> _Exercise input_:
········

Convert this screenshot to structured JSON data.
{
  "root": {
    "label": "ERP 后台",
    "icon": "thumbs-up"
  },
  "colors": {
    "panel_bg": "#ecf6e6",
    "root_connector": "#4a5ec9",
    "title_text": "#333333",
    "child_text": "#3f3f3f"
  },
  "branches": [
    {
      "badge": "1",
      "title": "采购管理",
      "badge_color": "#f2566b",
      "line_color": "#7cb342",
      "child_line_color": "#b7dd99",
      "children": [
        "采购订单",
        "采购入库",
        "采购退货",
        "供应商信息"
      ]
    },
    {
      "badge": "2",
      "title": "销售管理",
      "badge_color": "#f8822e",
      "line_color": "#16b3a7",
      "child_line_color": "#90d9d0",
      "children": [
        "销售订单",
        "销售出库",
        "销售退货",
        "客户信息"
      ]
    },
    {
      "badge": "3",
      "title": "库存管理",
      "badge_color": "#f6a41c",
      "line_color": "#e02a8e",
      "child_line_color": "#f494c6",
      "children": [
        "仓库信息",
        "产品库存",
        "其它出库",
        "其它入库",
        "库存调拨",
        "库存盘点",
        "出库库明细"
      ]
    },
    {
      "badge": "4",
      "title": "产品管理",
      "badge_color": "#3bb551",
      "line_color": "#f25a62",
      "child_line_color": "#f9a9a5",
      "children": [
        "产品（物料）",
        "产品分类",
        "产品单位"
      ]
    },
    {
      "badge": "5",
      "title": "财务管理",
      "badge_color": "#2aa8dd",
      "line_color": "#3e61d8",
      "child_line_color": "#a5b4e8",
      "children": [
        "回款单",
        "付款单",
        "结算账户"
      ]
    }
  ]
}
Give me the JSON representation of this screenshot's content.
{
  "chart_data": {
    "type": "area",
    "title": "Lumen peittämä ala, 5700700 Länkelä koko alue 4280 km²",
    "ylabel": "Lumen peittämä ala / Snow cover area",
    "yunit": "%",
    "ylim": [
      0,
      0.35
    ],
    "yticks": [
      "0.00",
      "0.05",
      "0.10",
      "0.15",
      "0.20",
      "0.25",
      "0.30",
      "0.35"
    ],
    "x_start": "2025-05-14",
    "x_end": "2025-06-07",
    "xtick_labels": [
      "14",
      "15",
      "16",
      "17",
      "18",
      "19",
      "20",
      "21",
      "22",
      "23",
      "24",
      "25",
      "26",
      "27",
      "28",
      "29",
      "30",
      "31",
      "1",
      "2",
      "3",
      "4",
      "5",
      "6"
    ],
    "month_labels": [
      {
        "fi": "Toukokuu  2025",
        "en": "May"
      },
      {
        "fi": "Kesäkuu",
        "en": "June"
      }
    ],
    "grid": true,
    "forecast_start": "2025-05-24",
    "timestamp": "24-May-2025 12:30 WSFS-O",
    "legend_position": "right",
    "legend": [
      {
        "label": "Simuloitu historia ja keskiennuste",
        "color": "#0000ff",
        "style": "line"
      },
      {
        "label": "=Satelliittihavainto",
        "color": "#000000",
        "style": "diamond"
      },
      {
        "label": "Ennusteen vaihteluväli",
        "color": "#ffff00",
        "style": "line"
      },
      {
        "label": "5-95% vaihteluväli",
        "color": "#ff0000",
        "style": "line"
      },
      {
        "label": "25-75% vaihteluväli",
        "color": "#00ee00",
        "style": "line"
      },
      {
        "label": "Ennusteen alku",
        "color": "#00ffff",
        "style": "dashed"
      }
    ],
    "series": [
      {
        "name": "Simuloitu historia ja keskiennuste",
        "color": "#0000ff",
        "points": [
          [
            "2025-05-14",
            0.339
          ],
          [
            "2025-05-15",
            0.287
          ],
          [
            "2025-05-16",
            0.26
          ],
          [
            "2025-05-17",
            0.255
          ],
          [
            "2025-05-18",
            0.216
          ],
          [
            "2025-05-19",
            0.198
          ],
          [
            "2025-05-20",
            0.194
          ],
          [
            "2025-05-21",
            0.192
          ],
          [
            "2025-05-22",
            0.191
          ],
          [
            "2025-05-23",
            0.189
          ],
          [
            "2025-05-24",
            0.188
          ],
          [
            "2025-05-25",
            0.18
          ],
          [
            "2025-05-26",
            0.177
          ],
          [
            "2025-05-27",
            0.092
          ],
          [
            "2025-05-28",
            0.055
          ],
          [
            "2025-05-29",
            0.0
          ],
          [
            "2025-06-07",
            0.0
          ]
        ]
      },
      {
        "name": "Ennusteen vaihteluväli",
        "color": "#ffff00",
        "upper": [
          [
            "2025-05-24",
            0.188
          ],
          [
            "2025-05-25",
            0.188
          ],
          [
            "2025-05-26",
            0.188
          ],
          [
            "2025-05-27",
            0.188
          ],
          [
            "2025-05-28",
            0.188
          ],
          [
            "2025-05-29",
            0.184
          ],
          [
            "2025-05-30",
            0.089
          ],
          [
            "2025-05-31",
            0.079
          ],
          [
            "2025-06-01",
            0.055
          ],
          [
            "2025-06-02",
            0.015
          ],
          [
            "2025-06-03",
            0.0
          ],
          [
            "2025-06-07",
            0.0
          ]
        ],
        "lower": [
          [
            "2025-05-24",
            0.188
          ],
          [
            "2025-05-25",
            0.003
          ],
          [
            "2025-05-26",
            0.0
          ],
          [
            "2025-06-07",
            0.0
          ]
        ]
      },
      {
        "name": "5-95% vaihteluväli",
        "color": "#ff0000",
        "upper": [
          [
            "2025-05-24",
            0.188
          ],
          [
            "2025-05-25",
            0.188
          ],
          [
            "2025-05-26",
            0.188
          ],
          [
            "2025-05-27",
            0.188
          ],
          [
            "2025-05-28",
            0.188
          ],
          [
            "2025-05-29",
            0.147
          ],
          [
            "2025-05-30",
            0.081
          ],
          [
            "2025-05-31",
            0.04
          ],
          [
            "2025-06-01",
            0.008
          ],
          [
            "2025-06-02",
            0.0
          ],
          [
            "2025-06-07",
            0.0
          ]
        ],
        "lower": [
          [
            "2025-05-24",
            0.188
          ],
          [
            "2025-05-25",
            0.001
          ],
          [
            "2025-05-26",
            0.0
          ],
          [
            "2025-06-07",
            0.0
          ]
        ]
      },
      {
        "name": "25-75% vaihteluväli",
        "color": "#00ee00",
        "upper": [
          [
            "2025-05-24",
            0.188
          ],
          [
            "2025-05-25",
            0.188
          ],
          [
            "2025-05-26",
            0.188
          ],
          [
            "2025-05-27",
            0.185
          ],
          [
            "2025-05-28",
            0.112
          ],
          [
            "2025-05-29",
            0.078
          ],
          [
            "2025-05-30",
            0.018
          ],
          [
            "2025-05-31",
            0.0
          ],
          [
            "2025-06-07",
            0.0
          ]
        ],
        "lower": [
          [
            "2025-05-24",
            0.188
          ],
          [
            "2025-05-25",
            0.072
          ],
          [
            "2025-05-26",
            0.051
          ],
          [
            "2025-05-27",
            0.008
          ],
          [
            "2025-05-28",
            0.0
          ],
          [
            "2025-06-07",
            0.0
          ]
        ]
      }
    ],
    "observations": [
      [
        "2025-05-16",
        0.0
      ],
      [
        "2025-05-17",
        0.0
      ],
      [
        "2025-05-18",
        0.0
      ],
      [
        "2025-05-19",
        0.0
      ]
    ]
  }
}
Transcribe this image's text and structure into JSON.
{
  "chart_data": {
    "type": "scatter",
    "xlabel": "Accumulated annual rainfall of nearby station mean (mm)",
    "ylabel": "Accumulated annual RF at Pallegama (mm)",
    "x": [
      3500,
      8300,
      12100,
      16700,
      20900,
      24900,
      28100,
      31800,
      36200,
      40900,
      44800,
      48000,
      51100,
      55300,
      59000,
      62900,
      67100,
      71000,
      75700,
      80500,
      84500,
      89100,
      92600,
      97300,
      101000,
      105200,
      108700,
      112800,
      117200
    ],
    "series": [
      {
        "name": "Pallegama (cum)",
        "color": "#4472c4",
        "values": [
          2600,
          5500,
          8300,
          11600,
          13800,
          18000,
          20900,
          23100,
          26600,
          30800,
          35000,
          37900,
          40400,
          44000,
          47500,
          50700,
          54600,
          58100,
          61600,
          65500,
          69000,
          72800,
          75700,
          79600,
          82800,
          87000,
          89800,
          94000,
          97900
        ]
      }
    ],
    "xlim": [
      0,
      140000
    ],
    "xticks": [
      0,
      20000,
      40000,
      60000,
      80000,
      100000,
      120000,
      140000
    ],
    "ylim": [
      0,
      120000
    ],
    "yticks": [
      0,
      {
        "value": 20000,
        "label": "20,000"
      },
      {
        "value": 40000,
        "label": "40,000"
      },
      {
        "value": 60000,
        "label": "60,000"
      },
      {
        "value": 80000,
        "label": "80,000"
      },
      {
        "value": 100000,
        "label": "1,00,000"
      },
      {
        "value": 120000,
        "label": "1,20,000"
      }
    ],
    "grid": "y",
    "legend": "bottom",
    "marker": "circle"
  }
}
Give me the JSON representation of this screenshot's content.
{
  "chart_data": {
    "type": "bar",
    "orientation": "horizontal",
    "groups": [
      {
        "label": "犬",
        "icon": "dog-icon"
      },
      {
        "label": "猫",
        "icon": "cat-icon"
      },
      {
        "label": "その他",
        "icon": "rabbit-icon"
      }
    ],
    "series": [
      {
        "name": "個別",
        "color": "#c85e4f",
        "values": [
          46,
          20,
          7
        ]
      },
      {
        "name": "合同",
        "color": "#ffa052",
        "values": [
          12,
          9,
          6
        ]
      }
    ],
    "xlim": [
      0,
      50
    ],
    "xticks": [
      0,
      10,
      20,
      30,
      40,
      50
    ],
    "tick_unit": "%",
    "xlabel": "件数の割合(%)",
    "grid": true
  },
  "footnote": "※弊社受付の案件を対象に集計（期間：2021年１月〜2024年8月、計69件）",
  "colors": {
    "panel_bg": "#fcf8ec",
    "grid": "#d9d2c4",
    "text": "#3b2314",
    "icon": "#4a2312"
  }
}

········

> _What needs to be done_:
Where a line holds "peittämä", copy that line.

> _Response to this exercise_:
    "title": "Lumen peittämä ala, 5700700 Länkelä koko alue 4280 km²",
    "ylabel": "Lumen peittämä ala / Snow cover area",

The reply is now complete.